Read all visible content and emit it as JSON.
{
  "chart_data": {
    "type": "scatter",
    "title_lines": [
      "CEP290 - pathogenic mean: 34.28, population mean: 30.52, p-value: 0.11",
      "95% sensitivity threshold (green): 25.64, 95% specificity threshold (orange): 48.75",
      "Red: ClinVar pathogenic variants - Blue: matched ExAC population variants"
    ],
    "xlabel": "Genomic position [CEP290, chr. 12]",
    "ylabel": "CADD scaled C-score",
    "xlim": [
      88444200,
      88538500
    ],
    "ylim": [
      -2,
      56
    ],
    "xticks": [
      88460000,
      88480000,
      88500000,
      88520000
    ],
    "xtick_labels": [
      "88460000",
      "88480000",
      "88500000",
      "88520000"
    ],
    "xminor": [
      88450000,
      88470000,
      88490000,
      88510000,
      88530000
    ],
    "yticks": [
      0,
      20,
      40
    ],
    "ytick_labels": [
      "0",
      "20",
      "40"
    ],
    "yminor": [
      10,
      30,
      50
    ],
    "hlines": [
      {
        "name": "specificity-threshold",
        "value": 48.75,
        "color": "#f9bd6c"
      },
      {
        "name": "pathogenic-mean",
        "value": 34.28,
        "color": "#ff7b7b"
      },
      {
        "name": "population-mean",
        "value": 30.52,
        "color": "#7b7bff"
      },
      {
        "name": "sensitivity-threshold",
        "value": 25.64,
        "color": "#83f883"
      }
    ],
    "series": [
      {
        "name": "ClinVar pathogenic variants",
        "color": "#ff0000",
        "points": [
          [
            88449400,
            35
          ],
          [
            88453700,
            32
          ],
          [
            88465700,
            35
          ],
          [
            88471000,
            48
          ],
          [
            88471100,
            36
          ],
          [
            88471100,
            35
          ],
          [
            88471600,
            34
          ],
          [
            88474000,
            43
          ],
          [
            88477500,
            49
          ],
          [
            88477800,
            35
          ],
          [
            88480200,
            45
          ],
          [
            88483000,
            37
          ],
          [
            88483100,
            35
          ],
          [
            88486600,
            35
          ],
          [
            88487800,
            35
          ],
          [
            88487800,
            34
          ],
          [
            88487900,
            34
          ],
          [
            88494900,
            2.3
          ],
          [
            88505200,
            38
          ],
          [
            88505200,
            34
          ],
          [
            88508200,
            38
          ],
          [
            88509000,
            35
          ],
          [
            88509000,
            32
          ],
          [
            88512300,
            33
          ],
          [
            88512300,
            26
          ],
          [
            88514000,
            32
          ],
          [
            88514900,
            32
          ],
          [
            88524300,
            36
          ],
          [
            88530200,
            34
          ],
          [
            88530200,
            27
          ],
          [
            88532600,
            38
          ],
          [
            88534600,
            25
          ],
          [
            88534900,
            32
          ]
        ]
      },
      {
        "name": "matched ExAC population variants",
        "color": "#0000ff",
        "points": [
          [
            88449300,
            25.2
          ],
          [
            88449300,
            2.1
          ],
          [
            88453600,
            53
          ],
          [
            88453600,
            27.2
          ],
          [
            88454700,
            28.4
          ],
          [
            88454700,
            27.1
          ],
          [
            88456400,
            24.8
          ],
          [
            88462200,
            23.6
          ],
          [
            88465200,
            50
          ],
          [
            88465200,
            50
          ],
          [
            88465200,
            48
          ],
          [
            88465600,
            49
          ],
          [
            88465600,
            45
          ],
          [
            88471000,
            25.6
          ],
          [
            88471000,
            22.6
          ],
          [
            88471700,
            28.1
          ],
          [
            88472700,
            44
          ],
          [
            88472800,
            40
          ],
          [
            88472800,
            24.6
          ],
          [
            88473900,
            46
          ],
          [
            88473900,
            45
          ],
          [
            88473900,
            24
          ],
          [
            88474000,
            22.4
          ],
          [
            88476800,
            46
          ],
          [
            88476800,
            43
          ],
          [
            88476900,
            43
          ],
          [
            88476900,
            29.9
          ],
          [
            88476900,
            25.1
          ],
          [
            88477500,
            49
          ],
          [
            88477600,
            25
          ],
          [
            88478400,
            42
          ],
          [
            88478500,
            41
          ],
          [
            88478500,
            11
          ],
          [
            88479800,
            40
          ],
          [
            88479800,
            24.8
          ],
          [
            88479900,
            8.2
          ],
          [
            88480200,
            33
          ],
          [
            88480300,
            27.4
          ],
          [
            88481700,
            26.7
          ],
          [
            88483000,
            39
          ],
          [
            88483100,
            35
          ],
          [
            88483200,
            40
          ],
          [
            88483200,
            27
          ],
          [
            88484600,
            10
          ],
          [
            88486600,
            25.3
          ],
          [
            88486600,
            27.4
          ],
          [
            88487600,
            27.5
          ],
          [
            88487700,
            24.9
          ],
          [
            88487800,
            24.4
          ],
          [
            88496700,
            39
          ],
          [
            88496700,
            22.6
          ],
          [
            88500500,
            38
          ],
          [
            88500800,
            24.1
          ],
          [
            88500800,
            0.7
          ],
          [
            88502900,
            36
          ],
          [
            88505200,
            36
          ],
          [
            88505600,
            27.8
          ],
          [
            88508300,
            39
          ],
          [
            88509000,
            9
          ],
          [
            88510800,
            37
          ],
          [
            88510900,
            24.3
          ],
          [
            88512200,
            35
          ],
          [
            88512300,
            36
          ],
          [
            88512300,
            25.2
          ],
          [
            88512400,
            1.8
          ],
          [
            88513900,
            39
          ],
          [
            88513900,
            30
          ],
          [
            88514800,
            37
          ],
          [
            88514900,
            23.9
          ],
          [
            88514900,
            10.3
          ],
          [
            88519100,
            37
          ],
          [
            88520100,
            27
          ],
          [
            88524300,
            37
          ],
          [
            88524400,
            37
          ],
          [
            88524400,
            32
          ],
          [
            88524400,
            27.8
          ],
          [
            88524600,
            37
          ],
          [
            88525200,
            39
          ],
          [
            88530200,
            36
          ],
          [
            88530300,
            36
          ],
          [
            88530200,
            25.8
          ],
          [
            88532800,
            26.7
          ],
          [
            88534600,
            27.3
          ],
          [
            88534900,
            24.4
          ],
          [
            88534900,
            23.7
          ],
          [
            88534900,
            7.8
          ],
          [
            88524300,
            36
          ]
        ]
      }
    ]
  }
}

** Required action **
Repeat the whole of the data verbatim, as it reads above.

** Response to the exercise **
Read all visible content and emit it as JSON.
{
  "chart_data": {
    "type": "scatter",
    "title_lines": [
      "CEP290 - pathogenic mean: 34.28, population mean: 30.52, p-value: 0.11",
      "95% sensitivity threshold (green): 25.64, 95% specificity threshold (orange): 48.75",
      "Red: ClinVar pathogenic variants - Blue: matched ExAC population variants"
    ],
    "xlabel": "Genomic position [CEP290, chr. 12]",
    "ylabel": "CADD scaled C-score",
    "xlim": [
      88444200,
      88538500
    ],
    "ylim": [
      -2,
      56
    ],
    "xticks": [
      88460000,
      88480000,
      88500000,
      88520000
    ],
    "xtick_labels": [
      "88460000",
      "88480000",
      "88500000",
      "88520000"
    ],
    "xminor": [
      88450000,
      88470000,
      88490000,
      88510000,
      88530000
    ],
    "yticks": [
      0,
      20,
      40
    ],
    "ytick_labels": [
      "0",
      "20",
      "40"
    ],
    "yminor": [
      10,
      30,
      50
    ],
    "hlines": [
      {
        "name": "specificity-threshold",
        "value": 48.75,
        "color": "#f9bd6c"
      },
      {
        "name": "pathogenic-mean",
        "value": 34.28,
        "color": "#ff7b7b"
      },
      {
        "name": "population-mean",
        "value": 30.52,
        "color": "#7b7bff"
      },
      {
        "name": "sensitivity-threshold",
        "value": 25.64,
        "color": "#83f883"
      }
    ],
    "series": [
      {
        "name": "ClinVar pathogenic variants",
        "color": "#ff0000",
        "points": [
          [
            88449400,
            35
          ],
          [
            88453700,
            32
          ],
          [
            88465700,
            35
          ],
          [
            88471000,
            48
          ],
          [
            88471100,
            36
          ],
          [
            88471100,
            35
          ],
          [
            88471600,
            34
          ],
          [
            88474000,
            43
          ],
          [
            88477500,
            49
          ],
          [
            88477800,
            35
          ],
          [
            88480200,
            45
          ],
          [
            88483000,
            37
          ],
          [
            88483100,
            35
          ],
          [
            88486600,
            35
          ],
          [
            88487800,
            35
          ],
          [
            88487800,
            34
          ],
          [
            88487900,
            34
          ],
          [
            88494900,
            2.3
          ],
          [
            88505200,
            38
          ],
          [
            88505200,
            34
          ],
          [
            88508200,
            38
          ],
          [
            88509000,
            35
          ],
          [
            88509000,
            32
          ],
          [
            88512300,
            33
          ],
          [
            88512300,
            26
          ],
          [
            88514000,
            32
          ],
          [
            88514900,
            32
          ],
          [
            88524300,
            36
          ],
          [
            88530200,
            34
          ],
          [
            88530200,
            27
          ],
          [
            88532600,
            38
          ],
          [
            88534600,
            25
          ],
          [
            88534900,
            32
          ]
        ]
      },
      {
        "name": "matched ExAC population variants",
        "color": "#0000ff",
        "points": [
          [
            88449300,
            25.2
          ],
          [
            88449300,
            2.1
          ],
          [
            88453600,
            53
          ],
          [
            88453600,
            27.2
          ],
          [
            88454700,
            28.4
          ],
          [
            88454700,
            27.1
          ],
          [
            88456400,
            24.8
          ],
          [
            88462200,
            23.6
          ],
          [
            88465200,
            50
          ],
          [
            88465200,
            50
          ],
          [
            88465200,
            48
          ],
          [
            88465600,
            49
          ],
          [
            88465600,
            45
          ],
          [
            88471000,
            25.6
          ],
          [
            88471000,
            22.6
          ],
          [
            88471700,
            28.1
          ],
          [
            88472700,
            44
          ],
          [
            88472800,
            40
          ],
          [
            88472800,
            24.6
          ],
          [
            88473900,
            46
          ],
          [
            88473900,
            45
          ],
          [
            88473900,
            24
          ],
          [
            88474000,
            22.4
          ],
          [
            88476800,
            46
          ],
          [
            88476800,
            43
          ],
          [
            88476900,
            43
          ],
          [
            88476900,
            29.9
          ],
          [
            88476900,
            25.1
          ],
          [
            88477500,
            49
          ],
          [
            88477600,
            25
          ],
          [
            88478400,
            42
          ],
          [
            88478500,
            41
          ],
          [
            88478500,
            11
          ],
          [
            88479800,
            40
          ],
          [
            88479800,
            24.8
          ],
          [
            88479900,
            8.2
          ],
          [
            88480200,
            33
          ],
          [
            88480300,
            27.4
          ],
          [
            88481700,
            26.7
          ],
          [
            88483000,
            39
          ],
          [
            88483100,
            35
          ],
          [
            88483200,
            40
          ],
          [
            88483200,
            27
          ],
          [
            88484600,
            10
          ],
          [
            88486600,
            25.3
          ],
          [
            88486600,
            27.4
          ],
          [
            88487600,
            27.5
          ],
          [
            88487700,
            24.9
          ],
          [
            88487800,
            24.4
          ],
          [
            88496700,
            39
          ],
          [
            88496700,
            22.6
          ],
          [
            88500500,
            38
          ],
          [
            88500800,
            24.1
          ],
          [
            88500800,
            0.7
          ],
          [
            88502900,
            36
          ],
          [
            88505200,
            36
          ],
          [
            88505600,
            27.8
          ],
          [
            88508300,
            39
          ],
          [
            88509000,
            9
          ],
          [
            88510800,
            37
          ],
          [
            88510900,
            24.3
          ],
          [
            88512200,
            35
          ],
          [
            88512300,
            36
          ],
          [
            88512300,
            25.2
          ],
          [
            88512400,
            1.8
          ],
          [
            88513900,
            39
          ],
          [
            88513900,
            30
          ],
          [
            88514800,
            37
          ],
          [
            88514900,
            23.9
          ],
          [
            88514900,
            10.3
          ],
          [
            88519100,
            37
          ],
          [
            88520100,
            27
          ],
          [
            88524300,
            37
          ],
          [
            88524400,
            37
          ],
          [
            88524400,
            32
          ],
          [
            88524400,
            27.8
          ],
          [
            88524600,
            37
          ],
          [
            88525200,
            39
          ],
          [
            88530200,
            36
          ],
          [
            88530300,
            36
          ],
          [
            88530200,
            25.8
          ],
          [
            88532800,
            26.7
          ],
          [
            88534600,
            27.3
          ],
          [
            88534900,
            24.4
          ],
          [
            88534900,
            23.7
          ],
          [
            88534900,
            7.8
          ],
          [
            88524300,
            36
          ]
        ]
      }
    ]
  }
}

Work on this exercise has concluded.